Where a line of the listing below includes the word "Managed", reproduce that line.

#### RECORD SET ####

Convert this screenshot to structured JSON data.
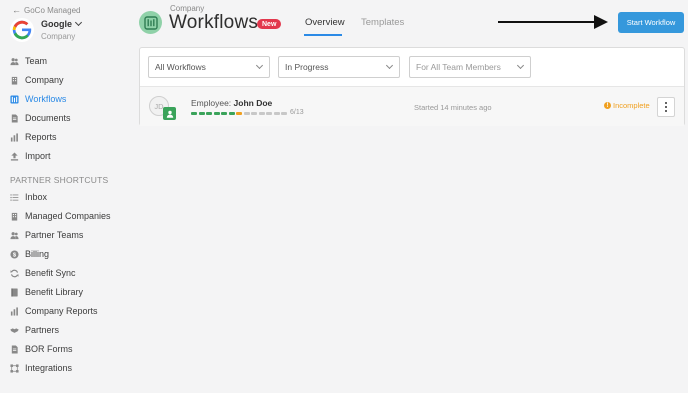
{
  "sidebar": {
    "back_label": "GoCo Managed",
    "company": {
      "name": "Google",
      "subtitle": "Company"
    },
    "items": [
      {
        "label": "Team",
        "icon": "people-icon"
      },
      {
        "label": "Company",
        "icon": "building-icon"
      },
      {
        "label": "Workflows",
        "icon": "workflow-icon",
        "active": true
      },
      {
        "label": "Documents",
        "icon": "document-icon"
      },
      {
        "label": "Reports",
        "icon": "bar-chart-icon"
      },
      {
        "label": "Import",
        "icon": "upload-icon"
      }
    ],
    "section_label": "PARTNER SHORTCUTS",
    "shortcuts": [
      {
        "label": "Inbox",
        "icon": "list-icon"
      },
      {
        "label": "Managed Companies",
        "icon": "building-icon"
      },
      {
        "label": "Partner Teams",
        "icon": "people-icon"
      },
      {
        "label": "Billing",
        "icon": "dollar-icon"
      },
      {
        "label": "Benefit Sync",
        "icon": "sync-icon"
      },
      {
        "label": "Benefit Library",
        "icon": "book-icon"
      },
      {
        "label": "Company Reports",
        "icon": "bar-chart-icon"
      },
      {
        "label": "Partners",
        "icon": "handshake-icon"
      },
      {
        "label": "BOR Forms",
        "icon": "document-icon"
      },
      {
        "label": "Integrations",
        "icon": "integration-icon"
      }
    ]
  },
  "header": {
    "breadcrumb": "Company",
    "title": "Workflows",
    "badge": "New",
    "tabs": [
      {
        "label": "Overview",
        "active": true
      },
      {
        "label": "Templates",
        "active": false
      }
    ],
    "start_button": "Start Workflow"
  },
  "filters": {
    "workflow_type": "All Workflows",
    "status": "In Progress",
    "members": "For All Team Members"
  },
  "workflow": {
    "avatar_initials": "JD",
    "employee_prefix": "Employee:",
    "employee_name": "John Doe",
    "progress_done": 6,
    "progress_total": 13,
    "progress_text": "6/13",
    "started": "Started 14 minutes ago",
    "status": "Incomplete",
    "status_icon": "!"
  },
  "colors": {
    "accent": "#2b8ae6",
    "button": "#3598dc",
    "badge": "#e2384d",
    "success": "#3aa35a",
    "warning": "#f0a020"
  }
}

####

CORRECT OUTPUT:
    "back_label": "GoCo Managed",
        "label": "Managed Companies",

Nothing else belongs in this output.